Prompt -
Return each entry exactly, with none missing.

The data -

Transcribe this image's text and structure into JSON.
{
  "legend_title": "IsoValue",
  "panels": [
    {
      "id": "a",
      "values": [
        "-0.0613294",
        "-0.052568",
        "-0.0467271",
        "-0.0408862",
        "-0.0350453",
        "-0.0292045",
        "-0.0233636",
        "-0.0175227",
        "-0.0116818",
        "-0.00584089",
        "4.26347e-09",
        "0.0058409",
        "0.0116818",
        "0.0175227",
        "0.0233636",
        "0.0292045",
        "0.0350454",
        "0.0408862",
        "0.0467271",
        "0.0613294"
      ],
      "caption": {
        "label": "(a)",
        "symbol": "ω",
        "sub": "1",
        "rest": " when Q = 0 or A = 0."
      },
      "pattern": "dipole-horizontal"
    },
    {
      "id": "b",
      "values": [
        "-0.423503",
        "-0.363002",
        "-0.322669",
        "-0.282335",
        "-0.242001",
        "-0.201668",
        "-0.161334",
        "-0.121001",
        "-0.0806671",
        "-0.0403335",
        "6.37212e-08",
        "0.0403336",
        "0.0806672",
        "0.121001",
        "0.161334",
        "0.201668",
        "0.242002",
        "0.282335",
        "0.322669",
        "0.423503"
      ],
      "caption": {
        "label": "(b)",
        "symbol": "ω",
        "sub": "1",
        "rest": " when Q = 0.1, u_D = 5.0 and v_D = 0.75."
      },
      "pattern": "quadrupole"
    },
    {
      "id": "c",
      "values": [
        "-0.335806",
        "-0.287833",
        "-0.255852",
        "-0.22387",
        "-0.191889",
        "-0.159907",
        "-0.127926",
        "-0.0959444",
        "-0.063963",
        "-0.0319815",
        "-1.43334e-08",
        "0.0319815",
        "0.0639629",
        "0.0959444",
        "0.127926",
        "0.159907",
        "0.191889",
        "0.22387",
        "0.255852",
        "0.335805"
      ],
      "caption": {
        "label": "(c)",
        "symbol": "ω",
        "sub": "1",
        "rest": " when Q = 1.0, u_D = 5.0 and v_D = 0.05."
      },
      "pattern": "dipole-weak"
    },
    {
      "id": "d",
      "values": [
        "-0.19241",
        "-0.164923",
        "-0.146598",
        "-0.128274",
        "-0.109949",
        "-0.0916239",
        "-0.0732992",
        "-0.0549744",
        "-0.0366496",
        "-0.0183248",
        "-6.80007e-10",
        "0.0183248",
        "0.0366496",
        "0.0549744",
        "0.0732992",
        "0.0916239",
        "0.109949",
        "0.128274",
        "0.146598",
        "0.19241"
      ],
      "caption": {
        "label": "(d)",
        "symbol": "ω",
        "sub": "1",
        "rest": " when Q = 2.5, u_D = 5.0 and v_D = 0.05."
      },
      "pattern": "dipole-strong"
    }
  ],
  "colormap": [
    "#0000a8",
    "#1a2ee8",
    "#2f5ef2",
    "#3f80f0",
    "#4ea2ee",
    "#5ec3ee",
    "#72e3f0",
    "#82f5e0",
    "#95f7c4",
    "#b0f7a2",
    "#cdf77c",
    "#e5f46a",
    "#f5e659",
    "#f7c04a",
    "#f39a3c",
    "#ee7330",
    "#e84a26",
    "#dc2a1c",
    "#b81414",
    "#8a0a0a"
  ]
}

Written response -
Transcribe this image's text and structure into JSON.
{
  "legend_title": "IsoValue",
  "panels": [
    {
      "id": "a",
      "values": [
        "-0.0613294",
        "-0.052568",
        "-0.0467271",
        "-0.0408862",
        "-0.0350453",
        "-0.0292045",
        "-0.0233636",
        "-0.0175227",
        "-0.0116818",
        "-0.00584089",
        "4.26347e-09",
        "0.0058409",
        "0.0116818",
        "0.0175227",
        "0.0233636",
        "0.0292045",
        "0.0350454",
        "0.0408862",
        "0.0467271",
        "0.0613294"
      ],
      "caption": {
        "label": "(a)",
        "symbol": "ω",
        "sub": "1",
        "rest": " when Q = 0 or A = 0."
      },
      "pattern": "dipole-horizontal"
    },
    {
      "id": "b",
      "values": [
        "-0.423503",
        "-0.363002",
        "-0.322669",
        "-0.282335",
        "-0.242001",
        "-0.201668",
        "-0.161334",
        "-0.121001",
        "-0.0806671",
        "-0.0403335",
        "6.37212e-08",
        "0.0403336",
        "0.0806672",
        "0.121001",
        "0.161334",
        "0.201668",
        "0.242002",
        "0.282335",
        "0.322669",
        "0.423503"
      ],
      "caption": {
        "label": "(b)",
        "symbol": "ω",
        "sub": "1",
        "rest": " when Q = 0.1, u_D = 5.0 and v_D = 0.75."
      },
      "pattern": "quadrupole"
    },
    {
      "id": "c",
      "values": [
        "-0.335806",
        "-0.287833",
        "-0.255852",
        "-0.22387",
        "-0.191889",
        "-0.159907",
        "-0.127926",
        "-0.0959444",
        "-0.063963",
        "-0.0319815",
        "-1.43334e-08",
        "0.0319815",
        "0.0639629",
        "0.0959444",
        "0.127926",
        "0.159907",
        "0.191889",
        "0.22387",
        "0.255852",
        "0.335805"
      ],
      "caption": {
        "label": "(c)",
        "symbol": "ω",
        "sub": "1",
        "rest": " when Q = 1.0, u_D = 5.0 and v_D = 0.05."
      },
      "pattern": "dipole-weak"
    },
    {
      "id": "d",
      "values": [
        "-0.19241",
        "-0.164923",
        "-0.146598",
        "-0.128274",
        "-0.109949",
        "-0.0916239",
        "-0.0732992",
        "-0.0549744",
        "-0.0366496",
        "-0.0183248",
        "-6.80007e-10",
        "0.0183248",
        "0.0366496",
        "0.0549744",
        "0.0732992",
        "0.0916239",
        "0.109949",
        "0.128274",
        "0.146598",
        "0.19241"
      ],
      "caption": {
        "label": "(d)",
        "symbol": "ω",
        "sub": "1",
        "rest": " when Q = 2.5, u_D = 5.0 and v_D = 0.05."
      },
      "pattern": "dipole-strong"
    }
  ],
  "colormap": [
    "#0000a8",
    "#1a2ee8",
    "#2f5ef2",
    "#3f80f0",
    "#4ea2ee",
    "#5ec3ee",
    "#72e3f0",
    "#82f5e0",
    "#95f7c4",
    "#b0f7a2",
    "#cdf77c",
    "#e5f46a",
    "#f5e659",
    "#f7c04a",
    "#f39a3c",
    "#ee7330",
    "#e84a26",
    "#dc2a1c",
    "#b81414",
    "#8a0a0a"
  ]
}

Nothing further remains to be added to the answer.